*Job*. In this exercise, return the whole listing exactly, excluding any images.

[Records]
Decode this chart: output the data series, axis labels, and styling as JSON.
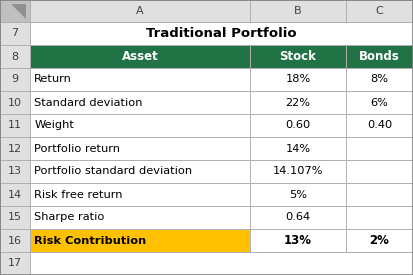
{
  "title": "Traditional Portfolio",
  "col_headers_row": [
    "",
    "A",
    "B",
    "C"
  ],
  "headers": [
    "Asset",
    "Stock",
    "Bonds"
  ],
  "rows": [
    [
      "Return",
      "18%",
      "8%"
    ],
    [
      "Standard deviation",
      "22%",
      "6%"
    ],
    [
      "Weight",
      "0.60",
      "0.40"
    ],
    [
      "Portfolio return",
      "14%",
      ""
    ],
    [
      "Portfolio standard deviation",
      "14.107%",
      ""
    ],
    [
      "Risk free return",
      "5%",
      ""
    ],
    [
      "Sharpe ratio",
      "0.64",
      ""
    ],
    [
      "Risk Contribution",
      "13%",
      "2%"
    ]
  ],
  "row_numbers": [
    "7",
    "8",
    "9",
    "10",
    "11",
    "12",
    "13",
    "14",
    "15",
    "16",
    "17"
  ],
  "header_bg": "#217346",
  "header_fg": "#ffffff",
  "last_row_bg": "#FFC000",
  "last_row_fg": "#000000",
  "title_bg": "#ffffff",
  "col_hdr_bg": "#e0e0e0",
  "row_num_bg": "#e0e0e0",
  "cell_bg": "#ffffff",
  "border_color": "#b0b0b0",
  "corner_bg": "#c0c0c0",
  "figsize": [
    4.13,
    2.75
  ],
  "dpi": 100
}
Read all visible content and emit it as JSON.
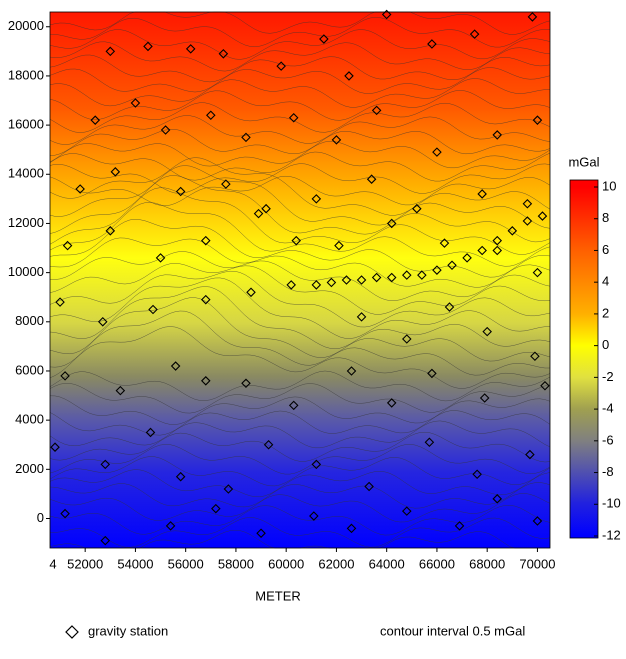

*Task response*.
Decode this chart: output the data series, axis labels, and styling as JSON.
{
  "title": "Traditional Portfolio",
  "col_headers_row": [
    "",
    "A",
    "B",
    "C"
  ],
  "headers": [
    "Asset",
    "Stock",
    "Bonds"
  ],
  "rows": [
    [
      "Return",
      "18%",
      "8%"
    ],
    [
      "Standard deviation",
      "22%",
      "6%"
    ],
    [
      "Weight",
      "0.60",
      "0.40"
    ],
    [
      "Portfolio return",
      "14%",
      ""
    ],
    [
      "Portfolio standard deviation",
      "14.107%",
      ""
    ],
    [
      "Risk free return",
      "5%",
      ""
    ],
    [
      "Sharpe ratio",
      "0.64",
      ""
    ],
    [
      "Risk Contribution",
      "13%",
      "2%"
    ]
  ],
  "row_numbers": [
    "7",
    "8",
    "9",
    "10",
    "11",
    "12",
    "13",
    "14",
    "15",
    "16",
    "17"
  ],
  "header_bg": "#217346",
  "header_fg": "#ffffff",
  "last_row_bg": "#FFC000",
  "last_row_fg": "#000000",
  "title_bg": "#ffffff",
  "col_hdr_bg": "#e0e0e0",
  "row_num_bg": "#e0e0e0",
  "cell_bg": "#ffffff",
  "border_color": "#b0b0b0",
  "corner_bg": "#c0c0c0",
  "figsize": [
    4.13,
    2.75
  ],
  "dpi": 100
}
Read all visible content and emit it as JSON.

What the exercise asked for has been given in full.